### Short exercise
Look through the material below and count the lines with the string "name". Report only the count.

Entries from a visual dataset
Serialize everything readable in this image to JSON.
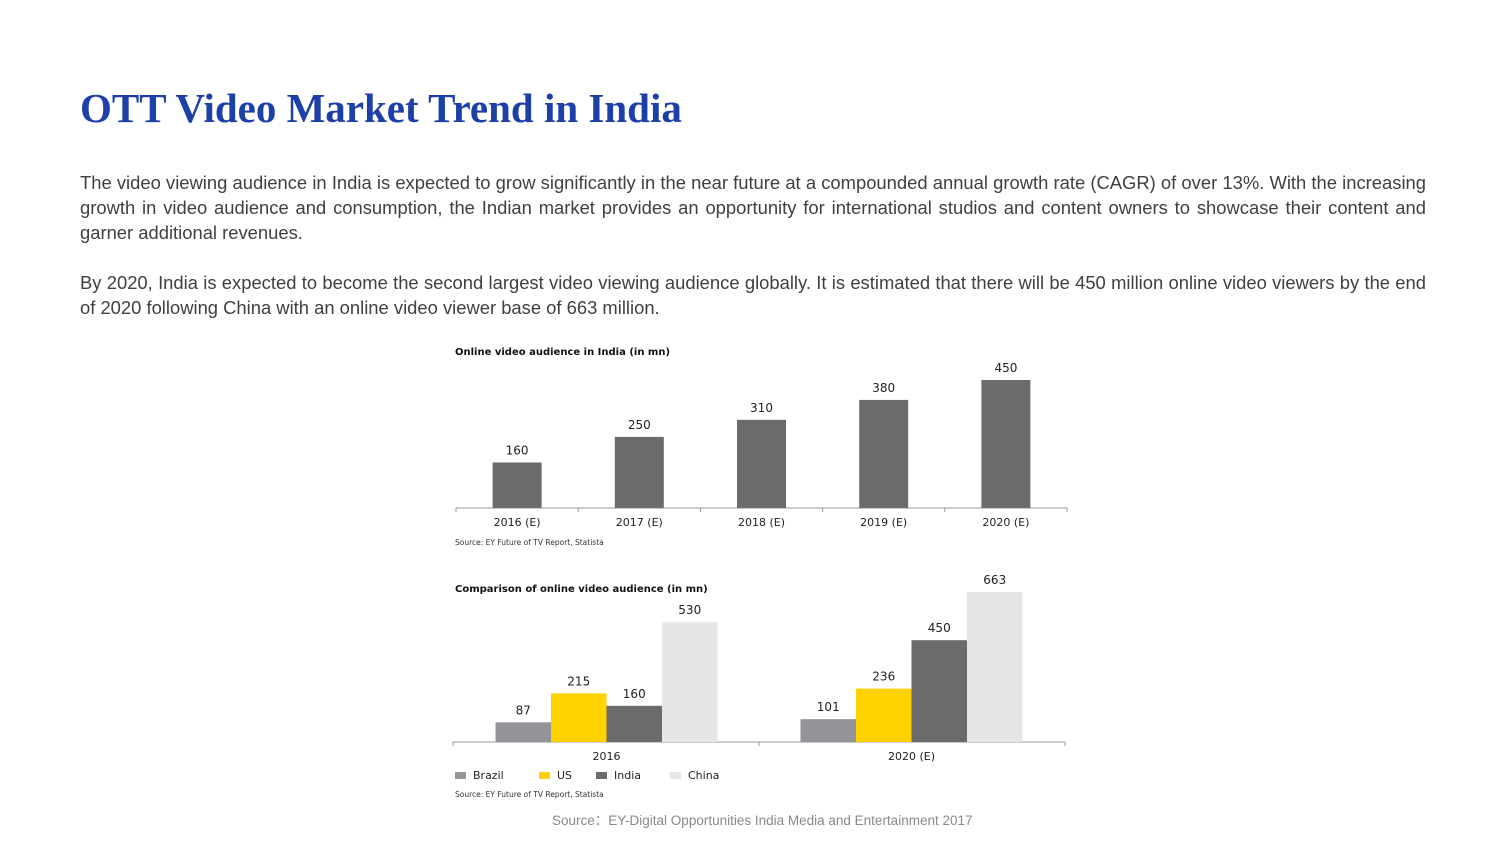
{
  "title": "OTT Video Market Trend in India",
  "paragraphs": [
    "The video viewing audience in India is expected to grow significantly in the near future at a compounded annual growth rate (CAGR) of over 13%. With the increasing growth in video audience and consumption, the Indian market provides an opportunity for international studios and content owners to showcase their content and garner additional revenues.",
    "By 2020, India is expected to become the second largest video viewing audience globally. It is estimated that there will be 450 million online video viewers by the end of 2020 following China with an online video viewer base of 663 million."
  ],
  "footer": "Source：EY-Digital Opportunities India Media and Entertainment 2017",
  "chart_data": [
    {
      "type": "bar",
      "title": "Online video audience in India (in mn)",
      "categories": [
        "2016 (E)",
        "2017 (E)",
        "2018 (E)",
        "2019 (E)",
        "2020 (E)"
      ],
      "values": [
        160,
        250,
        310,
        380,
        450
      ],
      "color": "#6b6b6b",
      "source": "Source: EY Future of TV Report, Statista"
    },
    {
      "type": "bar",
      "title": "Comparison of online video audience (in mn)",
      "categories": [
        "2016",
        "2020 (E)"
      ],
      "series": [
        {
          "name": "Brazil",
          "values": [
            87,
            101
          ],
          "color": "#939598"
        },
        {
          "name": "US",
          "values": [
            215,
            236
          ],
          "color": "#ffd200"
        },
        {
          "name": "India",
          "values": [
            160,
            450
          ],
          "color": "#6b6b6b"
        },
        {
          "name": "China",
          "values": [
            530,
            663
          ],
          "color": "#e6e6e6"
        }
      ],
      "legend_position": "bottom-left",
      "source": "Source: EY Future of TV Report, Statista"
    }
  ]
}
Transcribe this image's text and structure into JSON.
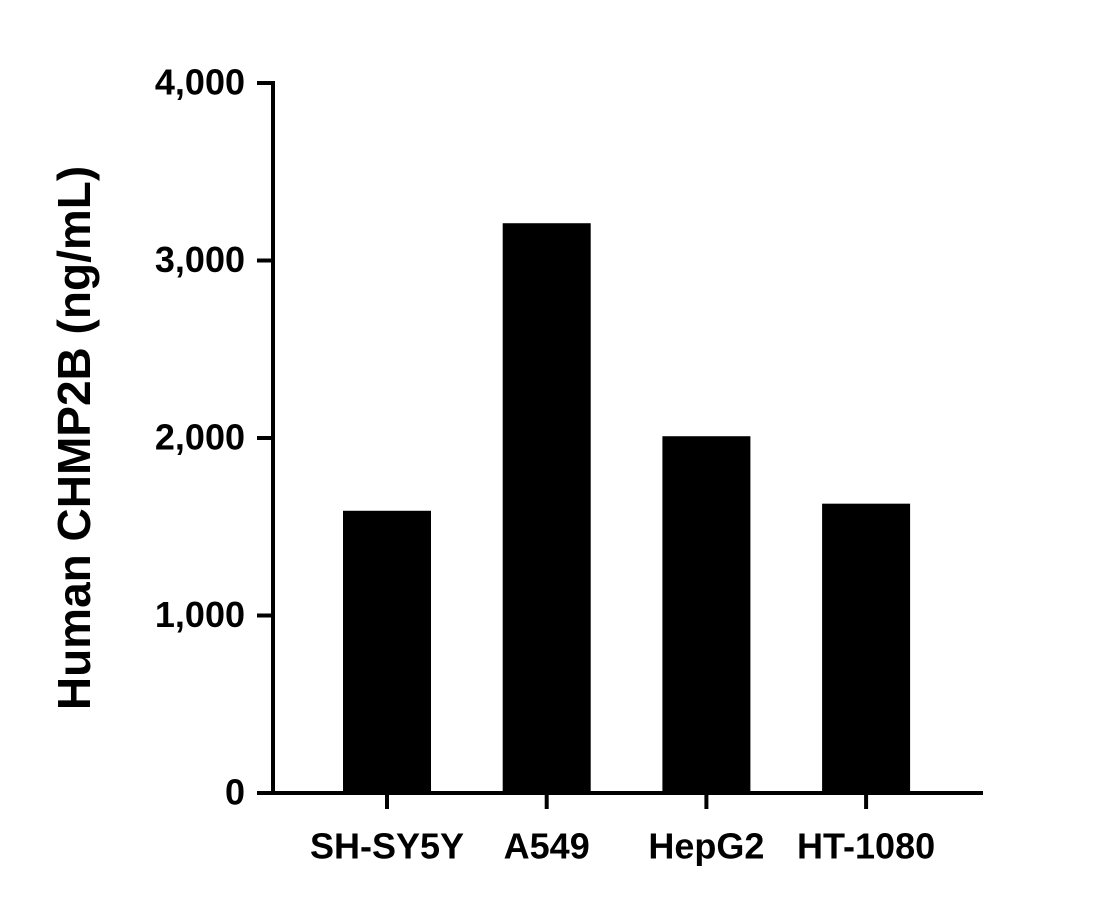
{
  "chart_data": {
    "type": "bar",
    "y_label": "Human CHMP2B (ng/mL)",
    "categories": [
      "SH-SY5Y",
      "A549",
      "HepG2",
      "HT-1080"
    ],
    "values": [
      1590,
      3210,
      2010,
      1630
    ],
    "color": "#000000",
    "ylim": [
      0,
      4000
    ],
    "yticks": [
      0,
      {
        "value": 1000,
        "label": "1,000"
      },
      {
        "value": 2000,
        "label": "2,000"
      },
      {
        "value": 3000,
        "label": "3,000"
      },
      {
        "value": 4000,
        "label": "4,000"
      }
    ],
    "grid": false
  }
}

### Expected output
4